▶ [Entries shown]:
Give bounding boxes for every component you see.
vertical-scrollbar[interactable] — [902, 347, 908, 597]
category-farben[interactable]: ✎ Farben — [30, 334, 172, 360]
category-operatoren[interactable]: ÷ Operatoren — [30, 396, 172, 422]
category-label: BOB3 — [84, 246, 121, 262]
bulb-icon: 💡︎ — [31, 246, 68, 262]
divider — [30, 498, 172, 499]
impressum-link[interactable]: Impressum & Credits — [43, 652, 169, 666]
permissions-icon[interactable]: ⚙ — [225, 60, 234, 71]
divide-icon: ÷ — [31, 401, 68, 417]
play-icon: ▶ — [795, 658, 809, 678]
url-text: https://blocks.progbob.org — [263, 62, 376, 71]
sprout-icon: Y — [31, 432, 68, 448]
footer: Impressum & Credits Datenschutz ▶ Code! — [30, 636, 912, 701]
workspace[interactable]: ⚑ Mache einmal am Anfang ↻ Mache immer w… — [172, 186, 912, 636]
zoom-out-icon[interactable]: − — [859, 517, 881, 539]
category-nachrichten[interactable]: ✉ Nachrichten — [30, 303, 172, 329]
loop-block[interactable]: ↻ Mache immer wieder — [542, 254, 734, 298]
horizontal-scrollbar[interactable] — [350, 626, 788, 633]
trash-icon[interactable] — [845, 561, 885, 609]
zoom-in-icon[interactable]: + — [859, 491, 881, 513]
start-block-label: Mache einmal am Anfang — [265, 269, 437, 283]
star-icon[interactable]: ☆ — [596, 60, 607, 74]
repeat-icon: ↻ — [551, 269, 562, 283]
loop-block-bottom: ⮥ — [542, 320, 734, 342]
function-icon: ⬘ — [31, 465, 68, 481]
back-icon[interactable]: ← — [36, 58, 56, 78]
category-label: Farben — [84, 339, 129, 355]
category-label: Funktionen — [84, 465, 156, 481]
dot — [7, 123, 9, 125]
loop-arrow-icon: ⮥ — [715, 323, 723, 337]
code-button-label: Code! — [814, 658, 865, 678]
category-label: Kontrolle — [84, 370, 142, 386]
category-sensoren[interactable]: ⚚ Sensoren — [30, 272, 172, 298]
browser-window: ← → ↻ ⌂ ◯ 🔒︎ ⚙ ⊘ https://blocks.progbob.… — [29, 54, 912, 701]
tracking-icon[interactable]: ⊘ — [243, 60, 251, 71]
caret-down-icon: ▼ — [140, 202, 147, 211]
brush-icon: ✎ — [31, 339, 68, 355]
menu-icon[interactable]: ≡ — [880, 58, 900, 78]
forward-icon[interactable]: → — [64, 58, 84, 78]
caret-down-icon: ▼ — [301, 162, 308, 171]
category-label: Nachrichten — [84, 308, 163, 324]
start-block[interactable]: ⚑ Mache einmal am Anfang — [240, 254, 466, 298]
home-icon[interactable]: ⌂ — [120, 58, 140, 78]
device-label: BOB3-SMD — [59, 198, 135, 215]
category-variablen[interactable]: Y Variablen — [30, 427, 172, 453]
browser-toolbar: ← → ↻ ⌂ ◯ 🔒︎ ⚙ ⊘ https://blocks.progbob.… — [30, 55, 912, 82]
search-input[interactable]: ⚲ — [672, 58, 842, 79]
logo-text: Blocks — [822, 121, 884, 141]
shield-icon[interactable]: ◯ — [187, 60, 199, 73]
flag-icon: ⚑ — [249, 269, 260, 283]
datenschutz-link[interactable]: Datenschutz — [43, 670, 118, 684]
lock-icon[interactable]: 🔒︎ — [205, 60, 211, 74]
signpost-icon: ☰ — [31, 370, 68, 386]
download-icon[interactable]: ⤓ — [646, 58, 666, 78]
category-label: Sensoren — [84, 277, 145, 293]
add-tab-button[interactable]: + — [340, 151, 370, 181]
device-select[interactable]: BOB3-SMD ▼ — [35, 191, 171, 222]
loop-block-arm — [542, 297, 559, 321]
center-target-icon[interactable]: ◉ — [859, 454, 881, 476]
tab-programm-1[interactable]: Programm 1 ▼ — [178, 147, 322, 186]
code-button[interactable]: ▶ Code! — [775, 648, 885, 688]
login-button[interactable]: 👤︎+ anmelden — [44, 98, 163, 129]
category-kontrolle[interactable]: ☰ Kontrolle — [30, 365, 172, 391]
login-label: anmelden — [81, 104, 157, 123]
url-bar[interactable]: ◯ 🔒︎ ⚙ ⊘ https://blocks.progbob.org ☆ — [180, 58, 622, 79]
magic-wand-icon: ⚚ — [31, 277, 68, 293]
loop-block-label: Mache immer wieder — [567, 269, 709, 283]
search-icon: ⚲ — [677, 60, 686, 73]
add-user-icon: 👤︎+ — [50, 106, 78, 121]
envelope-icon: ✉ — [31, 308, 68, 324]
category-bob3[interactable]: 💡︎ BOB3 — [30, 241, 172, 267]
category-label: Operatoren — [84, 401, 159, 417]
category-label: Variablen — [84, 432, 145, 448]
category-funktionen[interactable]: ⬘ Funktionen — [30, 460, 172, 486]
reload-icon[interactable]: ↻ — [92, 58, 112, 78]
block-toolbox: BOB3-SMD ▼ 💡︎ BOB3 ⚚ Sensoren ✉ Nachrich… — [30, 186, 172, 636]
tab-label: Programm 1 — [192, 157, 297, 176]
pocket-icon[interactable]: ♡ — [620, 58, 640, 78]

▶ [Task prompt]:
Which lines of the material above contain the string "login", with case counting? Report each of those lines in full.

▶ [Task answer]:
login-button[interactable]: 👤︎+ anmelden — [44, 98, 163, 129]
login-label: anmelden — [81, 104, 157, 123]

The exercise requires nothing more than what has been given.